Excerpt from a dataset:

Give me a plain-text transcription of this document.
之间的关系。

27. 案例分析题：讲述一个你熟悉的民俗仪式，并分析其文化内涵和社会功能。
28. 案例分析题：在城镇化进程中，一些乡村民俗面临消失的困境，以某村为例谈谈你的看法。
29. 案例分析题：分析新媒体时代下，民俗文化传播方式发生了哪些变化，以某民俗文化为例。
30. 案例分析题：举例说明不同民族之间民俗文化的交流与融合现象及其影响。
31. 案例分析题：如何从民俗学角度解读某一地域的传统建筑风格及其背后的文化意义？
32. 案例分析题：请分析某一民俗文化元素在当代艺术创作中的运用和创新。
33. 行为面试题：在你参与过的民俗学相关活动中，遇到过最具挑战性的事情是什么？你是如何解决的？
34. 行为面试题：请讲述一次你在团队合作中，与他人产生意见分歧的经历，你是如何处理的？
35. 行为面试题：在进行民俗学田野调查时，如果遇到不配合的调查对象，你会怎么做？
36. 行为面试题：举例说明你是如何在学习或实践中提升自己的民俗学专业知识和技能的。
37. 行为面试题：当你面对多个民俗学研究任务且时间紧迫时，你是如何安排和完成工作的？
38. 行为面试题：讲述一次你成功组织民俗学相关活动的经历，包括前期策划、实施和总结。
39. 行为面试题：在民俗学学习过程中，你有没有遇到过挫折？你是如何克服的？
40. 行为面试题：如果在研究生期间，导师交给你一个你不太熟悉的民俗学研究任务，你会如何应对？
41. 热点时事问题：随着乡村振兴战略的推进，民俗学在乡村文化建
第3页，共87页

▸ What you are asked to do:
Copy out each line exactly as written.

▸ Task response:
Give me a plain-text transcription of this document.
之间的关系。

27. 案例分析题：讲述一个你熟悉的民俗仪式，并分析其文化内涵和社会功能。
28. 案例分析题：在城镇化进程中，一些乡村民俗面临消失的困境，以某村为例谈谈你的看法。
29. 案例分析题：分析新媒体时代下，民俗文化传播方式发生了哪些变化，以某民俗文化为例。
30. 案例分析题：举例说明不同民族之间民俗文化的交流与融合现象及其影响。
31. 案例分析题：如何从民俗学角度解读某一地域的传统建筑风格及其背后的文化意义？
32. 案例分析题：请分析某一民俗文化元素在当代艺术创作中的运用和创新。
33. 行为面试题：在你参与过的民俗学相关活动中，遇到过最具挑战性的事情是什么？你是如何解决的？
34. 行为面试题：请讲述一次你在团队合作中，与他人产生意见分歧的经历，你是如何处理的？
35. 行为面试题：在进行民俗学田野调查时，如果遇到不配合的调查对象，你会怎么做？
36. 行为面试题：举例说明你是如何在学习或实践中提升自己的民俗学专业知识和技能的。
37. 行为面试题：当你面对多个民俗学研究任务且时间紧迫时，你是如何安排和完成工作的？
38. 行为面试题：讲述一次你成功组织民俗学相关活动的经历，包括前期策划、实施和总结。
39. 行为面试题：在民俗学学习过程中，你有没有遇到过挫折？你是如何克服的？
40. 行为面试题：如果在研究生期间，导师交给你一个你不太熟悉的民俗学研究任务，你会如何应对？
41. 热点时事问题：随着乡村振兴战略的推进，民俗学在乡村文化建
第3页，共87页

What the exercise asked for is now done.